> **SHORT EXERCISE**
Leave out the images; return the rest of the data exactly.

> **DATA FOR PROCESSING**
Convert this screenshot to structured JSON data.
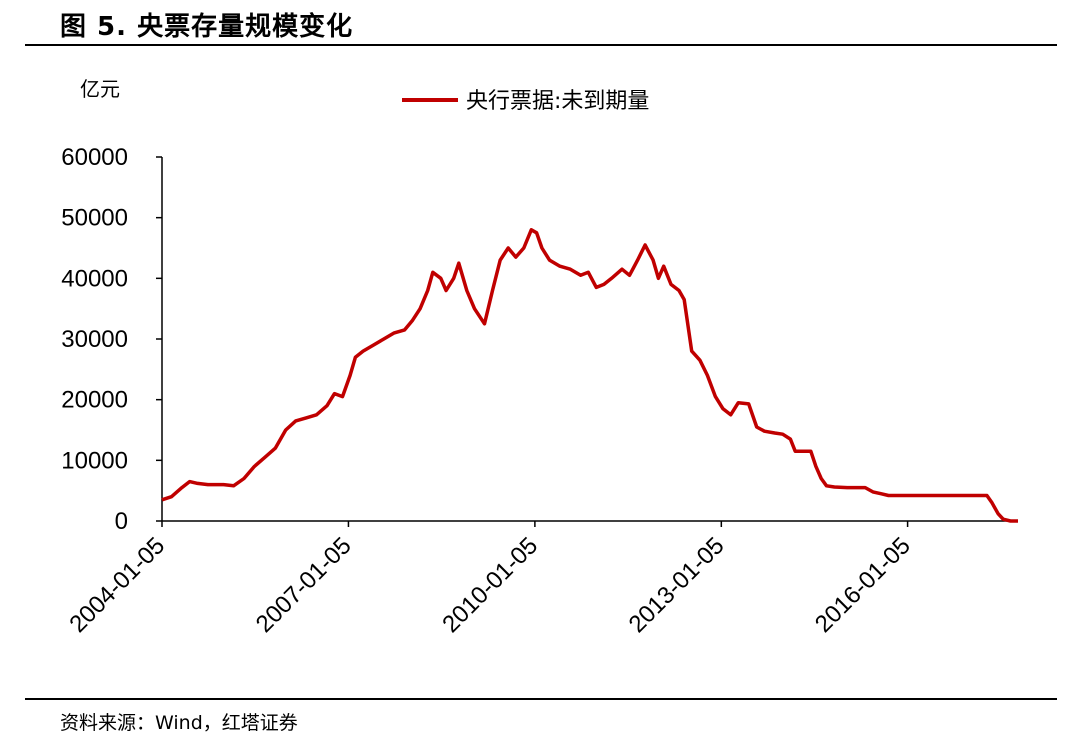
{
  "figure": {
    "title": "图 5. 央票存量规模变化",
    "source": "资料来源：Wind，红塔证券"
  },
  "chart_data": {
    "type": "line",
    "title": "",
    "ylabel": "亿元",
    "xlabel": "",
    "ylim": [
      0,
      60000
    ],
    "y_ticks": [
      0,
      10000,
      20000,
      30000,
      40000,
      50000,
      60000
    ],
    "y_tick_labels": [
      "0",
      "10000",
      "20000",
      "30000",
      "40000",
      "50000",
      "60000"
    ],
    "x_ticks": [
      "2004-01-05",
      "2007-01-05",
      "2010-01-05",
      "2013-01-05",
      "2016-01-05"
    ],
    "xlim": [
      "2004-01-05",
      "2017-10-15"
    ],
    "legend": "top-center",
    "grid": false,
    "series": [
      {
        "name": "央行票据:未到期量",
        "color": "#c00000",
        "points": [
          [
            "2004-01-05",
            3500
          ],
          [
            "2004-03-01",
            4000
          ],
          [
            "2004-05-01",
            5500
          ],
          [
            "2004-06-15",
            6500
          ],
          [
            "2004-08-01",
            6200
          ],
          [
            "2004-10-01",
            6000
          ],
          [
            "2005-01-01",
            6000
          ],
          [
            "2005-03-01",
            5800
          ],
          [
            "2005-05-01",
            7000
          ],
          [
            "2005-07-01",
            9000
          ],
          [
            "2005-09-01",
            10500
          ],
          [
            "2005-11-01",
            12000
          ],
          [
            "2006-01-01",
            15000
          ],
          [
            "2006-03-01",
            16500
          ],
          [
            "2006-05-01",
            17000
          ],
          [
            "2006-07-01",
            17500
          ],
          [
            "2006-09-01",
            19000
          ],
          [
            "2006-10-15",
            21000
          ],
          [
            "2006-12-01",
            20500
          ],
          [
            "2007-01-15",
            24000
          ],
          [
            "2007-02-15",
            27000
          ],
          [
            "2007-04-01",
            28000
          ],
          [
            "2007-06-01",
            29000
          ],
          [
            "2007-08-01",
            30000
          ],
          [
            "2007-10-01",
            31000
          ],
          [
            "2007-12-01",
            31500
          ],
          [
            "2008-01-15",
            33000
          ],
          [
            "2008-03-01",
            35000
          ],
          [
            "2008-04-15",
            38000
          ],
          [
            "2008-05-15",
            41000
          ],
          [
            "2008-07-01",
            40000
          ],
          [
            "2008-08-01",
            38000
          ],
          [
            "2008-09-15",
            40000
          ],
          [
            "2008-10-15",
            42500
          ],
          [
            "2008-12-01",
            38000
          ],
          [
            "2009-01-15",
            35000
          ],
          [
            "2009-03-15",
            32500
          ],
          [
            "2009-05-01",
            38000
          ],
          [
            "2009-06-15",
            43000
          ],
          [
            "2009-08-01",
            45000
          ],
          [
            "2009-09-15",
            43500
          ],
          [
            "2009-11-01",
            45000
          ],
          [
            "2009-12-15",
            48000
          ],
          [
            "2010-01-15",
            47500
          ],
          [
            "2010-02-15",
            45000
          ],
          [
            "2010-04-01",
            43000
          ],
          [
            "2010-06-01",
            42000
          ],
          [
            "2010-08-01",
            41500
          ],
          [
            "2010-10-01",
            40500
          ],
          [
            "2010-11-15",
            41000
          ],
          [
            "2011-01-01",
            38500
          ],
          [
            "2011-02-15",
            39000
          ],
          [
            "2011-04-01",
            40000
          ],
          [
            "2011-06-01",
            41500
          ],
          [
            "2011-07-15",
            40500
          ],
          [
            "2011-09-01",
            43000
          ],
          [
            "2011-10-15",
            45500
          ],
          [
            "2011-12-01",
            43000
          ],
          [
            "2012-01-01",
            40000
          ],
          [
            "2012-02-01",
            42000
          ],
          [
            "2012-03-15",
            39000
          ],
          [
            "2012-05-01",
            38000
          ],
          [
            "2012-06-01",
            36500
          ],
          [
            "2012-07-15",
            28000
          ],
          [
            "2012-09-01",
            26500
          ],
          [
            "2012-10-15",
            24000
          ],
          [
            "2012-12-01",
            20500
          ],
          [
            "2013-01-15",
            18500
          ],
          [
            "2013-03-01",
            17500
          ],
          [
            "2013-04-15",
            19500
          ],
          [
            "2013-06-15",
            19300
          ],
          [
            "2013-08-01",
            15500
          ],
          [
            "2013-09-15",
            14800
          ],
          [
            "2013-11-15",
            14500
          ],
          [
            "2014-01-01",
            14300
          ],
          [
            "2014-02-15",
            13500
          ],
          [
            "2014-03-15",
            11500
          ],
          [
            "2014-05-01",
            11500
          ],
          [
            "2014-06-15",
            11500
          ],
          [
            "2014-07-15",
            9000
          ],
          [
            "2014-08-15",
            7000
          ],
          [
            "2014-09-15",
            5800
          ],
          [
            "2014-11-01",
            5600
          ],
          [
            "2015-01-15",
            5500
          ],
          [
            "2015-03-15",
            5500
          ],
          [
            "2015-05-01",
            5500
          ],
          [
            "2015-06-15",
            4800
          ],
          [
            "2015-08-01",
            4500
          ],
          [
            "2015-09-15",
            4200
          ],
          [
            "2016-01-01",
            4200
          ],
          [
            "2016-07-01",
            4200
          ],
          [
            "2017-01-01",
            4200
          ],
          [
            "2017-04-15",
            4200
          ],
          [
            "2017-05-15",
            3000
          ],
          [
            "2017-06-20",
            1200
          ],
          [
            "2017-07-20",
            300
          ],
          [
            "2017-09-01",
            0
          ],
          [
            "2017-10-15",
            0
          ]
        ]
      }
    ]
  }
}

> **EXERCISE RESPONSE**
Convert this screenshot to structured JSON data.
{
  "figure": {
    "title": "图 5. 央票存量规模变化",
    "source": "资料来源：Wind，红塔证券"
  },
  "chart_data": {
    "type": "line",
    "title": "",
    "ylabel": "亿元",
    "xlabel": "",
    "ylim": [
      0,
      60000
    ],
    "y_ticks": [
      0,
      10000,
      20000,
      30000,
      40000,
      50000,
      60000
    ],
    "y_tick_labels": [
      "0",
      "10000",
      "20000",
      "30000",
      "40000",
      "50000",
      "60000"
    ],
    "x_ticks": [
      "2004-01-05",
      "2007-01-05",
      "2010-01-05",
      "2013-01-05",
      "2016-01-05"
    ],
    "xlim": [
      "2004-01-05",
      "2017-10-15"
    ],
    "legend": "top-center",
    "grid": false,
    "series": [
      {
        "name": "央行票据:未到期量",
        "color": "#c00000",
        "points": [
          [
            "2004-01-05",
            3500
          ],
          [
            "2004-03-01",
            4000
          ],
          [
            "2004-05-01",
            5500
          ],
          [
            "2004-06-15",
            6500
          ],
          [
            "2004-08-01",
            6200
          ],
          [
            "2004-10-01",
            6000
          ],
          [
            "2005-01-01",
            6000
          ],
          [
            "2005-03-01",
            5800
          ],
          [
            "2005-05-01",
            7000
          ],
          [
            "2005-07-01",
            9000
          ],
          [
            "2005-09-01",
            10500
          ],
          [
            "2005-11-01",
            12000
          ],
          [
            "2006-01-01",
            15000
          ],
          [
            "2006-03-01",
            16500
          ],
          [
            "2006-05-01",
            17000
          ],
          [
            "2006-07-01",
            17500
          ],
          [
            "2006-09-01",
            19000
          ],
          [
            "2006-10-15",
            21000
          ],
          [
            "2006-12-01",
            20500
          ],
          [
            "2007-01-15",
            24000
          ],
          [
            "2007-02-15",
            27000
          ],
          [
            "2007-04-01",
            28000
          ],
          [
            "2007-06-01",
            29000
          ],
          [
            "2007-08-01",
            30000
          ],
          [
            "2007-10-01",
            31000
          ],
          [
            "2007-12-01",
            31500
          ],
          [
            "2008-01-15",
            33000
          ],
          [
            "2008-03-01",
            35000
          ],
          [
            "2008-04-15",
            38000
          ],
          [
            "2008-05-15",
            41000
          ],
          [
            "2008-07-01",
            40000
          ],
          [
            "2008-08-01",
            38000
          ],
          [
            "2008-09-15",
            40000
          ],
          [
            "2008-10-15",
            42500
          ],
          [
            "2008-12-01",
            38000
          ],
          [
            "2009-01-15",
            35000
          ],
          [
            "2009-03-15",
            32500
          ],
          [
            "2009-05-01",
            38000
          ],
          [
            "2009-06-15",
            43000
          ],
          [
            "2009-08-01",
            45000
          ],
          [
            "2009-09-15",
            43500
          ],
          [
            "2009-11-01",
            45000
          ],
          [
            "2009-12-15",
            48000
          ],
          [
            "2010-01-15",
            47500
          ],
          [
            "2010-02-15",
            45000
          ],
          [
            "2010-04-01",
            43000
          ],
          [
            "2010-06-01",
            42000
          ],
          [
            "2010-08-01",
            41500
          ],
          [
            "2010-10-01",
            40500
          ],
          [
            "2010-11-15",
            41000
          ],
          [
            "2011-01-01",
            38500
          ],
          [
            "2011-02-15",
            39000
          ],
          [
            "2011-04-01",
            40000
          ],
          [
            "2011-06-01",
            41500
          ],
          [
            "2011-07-15",
            40500
          ],
          [
            "2011-09-01",
            43000
          ],
          [
            "2011-10-15",
            45500
          ],
          [
            "2011-12-01",
            43000
          ],
          [
            "2012-01-01",
            40000
          ],
          [
            "2012-02-01",
            42000
          ],
          [
            "2012-03-15",
            39000
          ],
          [
            "2012-05-01",
            38000
          ],
          [
            "2012-06-01",
            36500
          ],
          [
            "2012-07-15",
            28000
          ],
          [
            "2012-09-01",
            26500
          ],
          [
            "2012-10-15",
            24000
          ],
          [
            "2012-12-01",
            20500
          ],
          [
            "2013-01-15",
            18500
          ],
          [
            "2013-03-01",
            17500
          ],
          [
            "2013-04-15",
            19500
          ],
          [
            "2013-06-15",
            19300
          ],
          [
            "2013-08-01",
            15500
          ],
          [
            "2013-09-15",
            14800
          ],
          [
            "2013-11-15",
            14500
          ],
          [
            "2014-01-01",
            14300
          ],
          [
            "2014-02-15",
            13500
          ],
          [
            "2014-03-15",
            11500
          ],
          [
            "2014-05-01",
            11500
          ],
          [
            "2014-06-15",
            11500
          ],
          [
            "2014-07-15",
            9000
          ],
          [
            "2014-08-15",
            7000
          ],
          [
            "2014-09-15",
            5800
          ],
          [
            "2014-11-01",
            5600
          ],
          [
            "2015-01-15",
            5500
          ],
          [
            "2015-03-15",
            5500
          ],
          [
            "2015-05-01",
            5500
          ],
          [
            "2015-06-15",
            4800
          ],
          [
            "2015-08-01",
            4500
          ],
          [
            "2015-09-15",
            4200
          ],
          [
            "2016-01-01",
            4200
          ],
          [
            "2016-07-01",
            4200
          ],
          [
            "2017-01-01",
            4200
          ],
          [
            "2017-04-15",
            4200
          ],
          [
            "2017-05-15",
            3000
          ],
          [
            "2017-06-20",
            1200
          ],
          [
            "2017-07-20",
            300
          ],
          [
            "2017-09-01",
            0
          ],
          [
            "2017-10-15",
            0
          ]
        ]
      }
    ]
  }
}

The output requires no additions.